▶ [WHAT YOU SHOULD DO]: Reproduce the listing word for word, leaving every picture behind.

▶ [AVAILABLE DATA]:
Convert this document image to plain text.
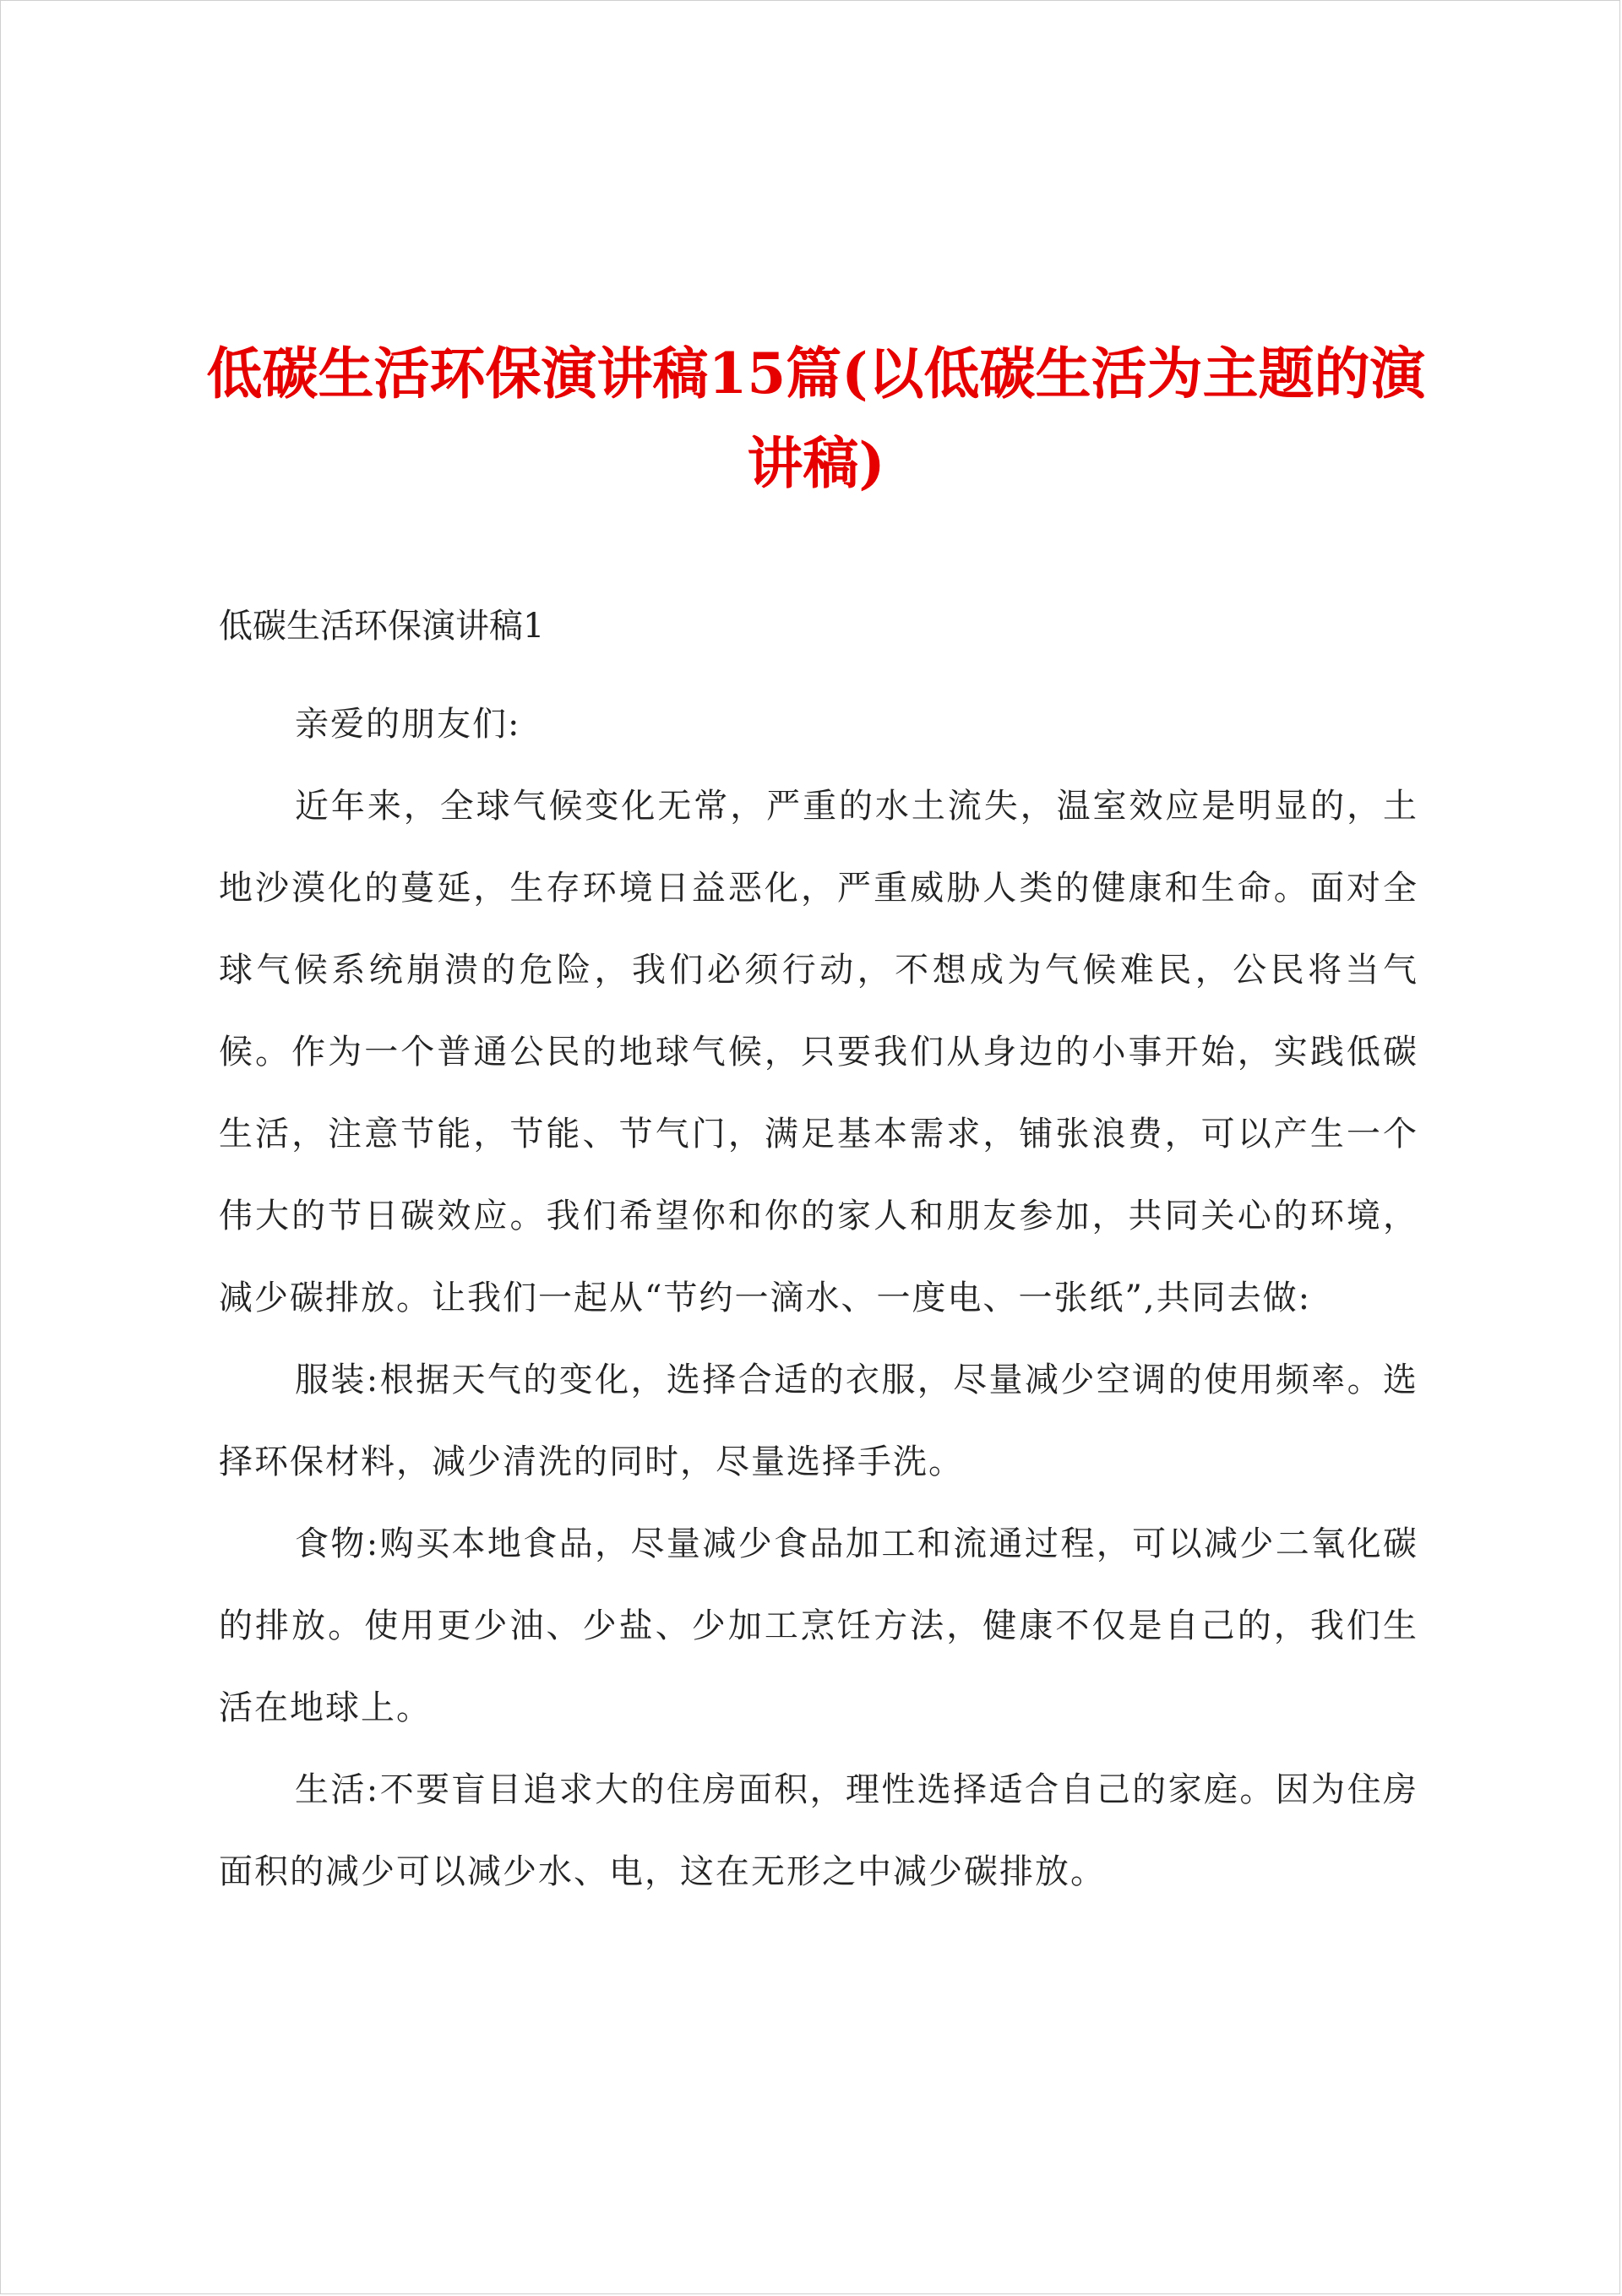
低碳生活环保演讲稿15篇(以低碳生活为主题的演讲稿)
低碳生活环保演讲稿1

亲爱的朋友们:

近年来，全球气候变化无常，严重的水土流失，温室效应是明显的，土地沙漠化的蔓延，生存环境日益恶化，严重威胁人类的健康和生命。面对全球气候系统崩溃的危险，我们必须行动，不想成为气候难民，公民将当气候。作为一个普通公民的地球气候，只要我们从身边的小事开始，实践低碳生活，注意节能，节能、节气门，满足基本需求，铺张浪费，可以产生一个伟大的节日碳效应。我们希望你和你的家人和朋友参加，共同关心的环境，减少碳排放。让我们一起从“节约一滴水、一度电、一张纸”,共同去做:

服装:根据天气的变化，选择合适的衣服，尽量减少空调的使用频率。选择环保材料，减少清洗的同时，尽量选择手洗。

食物:购买本地食品，尽量减少食品加工和流通过程，可以减少二氧化碳的排放。使用更少油、少盐、少加工烹饪方法，健康不仅是自己的，我们生活在地球上。

生活:不要盲目追求大的住房面积，理性选择适合自己的家庭。因为住房面积的减少可以减少水、电，这在无形之中减少碳排放。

▶ [EXERCISE ANSWER]:
Convert this document image to plain text.
低碳生活环保演讲稿15篇(以低碳生活为主题的演讲稿)
低碳生活环保演讲稿1

亲爱的朋友们:

近年来，全球气候变化无常，严重的水土流失，温室效应是明显的，土地沙漠化的蔓延，生存环境日益恶化，严重威胁人类的健康和生命。面对全球气候系统崩溃的危险，我们必须行动，不想成为气候难民，公民将当气候。作为一个普通公民的地球气候，只要我们从身边的小事开始，实践低碳生活，注意节能，节能、节气门，满足基本需求，铺张浪费，可以产生一个伟大的节日碳效应。我们希望你和你的家人和朋友参加，共同关心的环境，减少碳排放。让我们一起从“节约一滴水、一度电、一张纸”,共同去做:

服装:根据天气的变化，选择合适的衣服，尽量减少空调的使用频率。选择环保材料，减少清洗的同时，尽量选择手洗。

食物:购买本地食品，尽量减少食品加工和流通过程，可以减少二氧化碳的排放。使用更少油、少盐、少加工烹饪方法，健康不仅是自己的，我们生活在地球上。

生活:不要盲目追求大的住房面积，理性选择适合自己的家庭。因为住房面积的减少可以减少水、电，这在无形之中减少碳排放。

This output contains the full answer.